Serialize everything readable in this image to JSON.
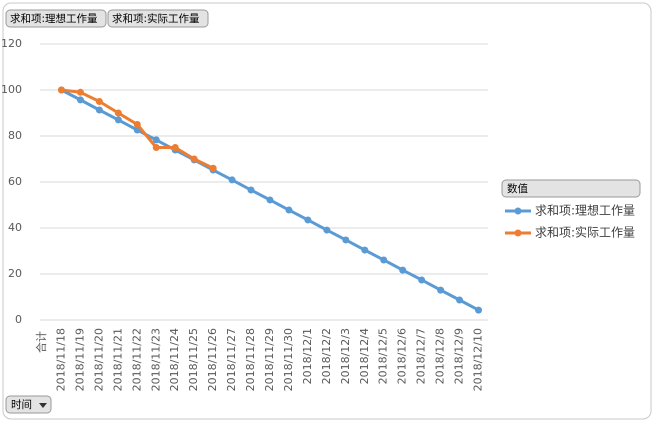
{
  "chart_data": {
    "type": "line",
    "field_buttons": [
      "求和项:理想工作量",
      "求和项:实际工作量"
    ],
    "axis_field_button": "时间",
    "legend_title": "数值",
    "x_label": "合计",
    "categories": [
      "2018/11/18",
      "2018/11/19",
      "2018/11/20",
      "2018/11/21",
      "2018/11/22",
      "2018/11/23",
      "2018/11/24",
      "2018/11/25",
      "2018/11/26",
      "2018/11/27",
      "2018/11/28",
      "2018/11/29",
      "2018/11/30",
      "2018/12/1",
      "2018/12/2",
      "2018/12/3",
      "2018/12/4",
      "2018/12/5",
      "2018/12/6",
      "2018/12/7",
      "2018/12/8",
      "2018/12/9",
      "2018/12/10"
    ],
    "series": [
      {
        "name": "求和项:理想工作量",
        "color": "#5b9bd5",
        "values": [
          100,
          95.7,
          91.3,
          87,
          82.6,
          78.3,
          73.9,
          69.6,
          65.2,
          60.9,
          56.5,
          52.2,
          47.8,
          43.5,
          39.1,
          34.8,
          30.4,
          26.1,
          21.7,
          17.4,
          13,
          8.7,
          4.3
        ]
      },
      {
        "name": "求和项:实际工作量",
        "color": "#ed7d31",
        "values": [
          100,
          99,
          95,
          90,
          85,
          75,
          75,
          70,
          66,
          null,
          null,
          null,
          null,
          null,
          null,
          null,
          null,
          null,
          null,
          null,
          null,
          null,
          null
        ]
      }
    ],
    "ylim": [
      0,
      120
    ],
    "yticks": [
      0,
      20,
      40,
      60,
      80,
      100,
      120
    ],
    "grid": true
  }
}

What the exercise asks: Without including any pictures, print each record exactly.

Solution to this exercise:
Serialize everything readable in this image to JSON.
{
  "chart_data": {
    "type": "line",
    "field_buttons": [
      "求和项:理想工作量",
      "求和项:实际工作量"
    ],
    "axis_field_button": "时间",
    "legend_title": "数值",
    "x_label": "合计",
    "categories": [
      "2018/11/18",
      "2018/11/19",
      "2018/11/20",
      "2018/11/21",
      "2018/11/22",
      "2018/11/23",
      "2018/11/24",
      "2018/11/25",
      "2018/11/26",
      "2018/11/27",
      "2018/11/28",
      "2018/11/29",
      "2018/11/30",
      "2018/12/1",
      "2018/12/2",
      "2018/12/3",
      "2018/12/4",
      "2018/12/5",
      "2018/12/6",
      "2018/12/7",
      "2018/12/8",
      "2018/12/9",
      "2018/12/10"
    ],
    "series": [
      {
        "name": "求和项:理想工作量",
        "color": "#5b9bd5",
        "values": [
          100,
          95.7,
          91.3,
          87,
          82.6,
          78.3,
          73.9,
          69.6,
          65.2,
          60.9,
          56.5,
          52.2,
          47.8,
          43.5,
          39.1,
          34.8,
          30.4,
          26.1,
          21.7,
          17.4,
          13,
          8.7,
          4.3
        ]
      },
      {
        "name": "求和项:实际工作量",
        "color": "#ed7d31",
        "values": [
          100,
          99,
          95,
          90,
          85,
          75,
          75,
          70,
          66,
          null,
          null,
          null,
          null,
          null,
          null,
          null,
          null,
          null,
          null,
          null,
          null,
          null,
          null
        ]
      }
    ],
    "ylim": [
      0,
      120
    ],
    "yticks": [
      0,
      20,
      40,
      60,
      80,
      100,
      120
    ],
    "grid": true
  }
}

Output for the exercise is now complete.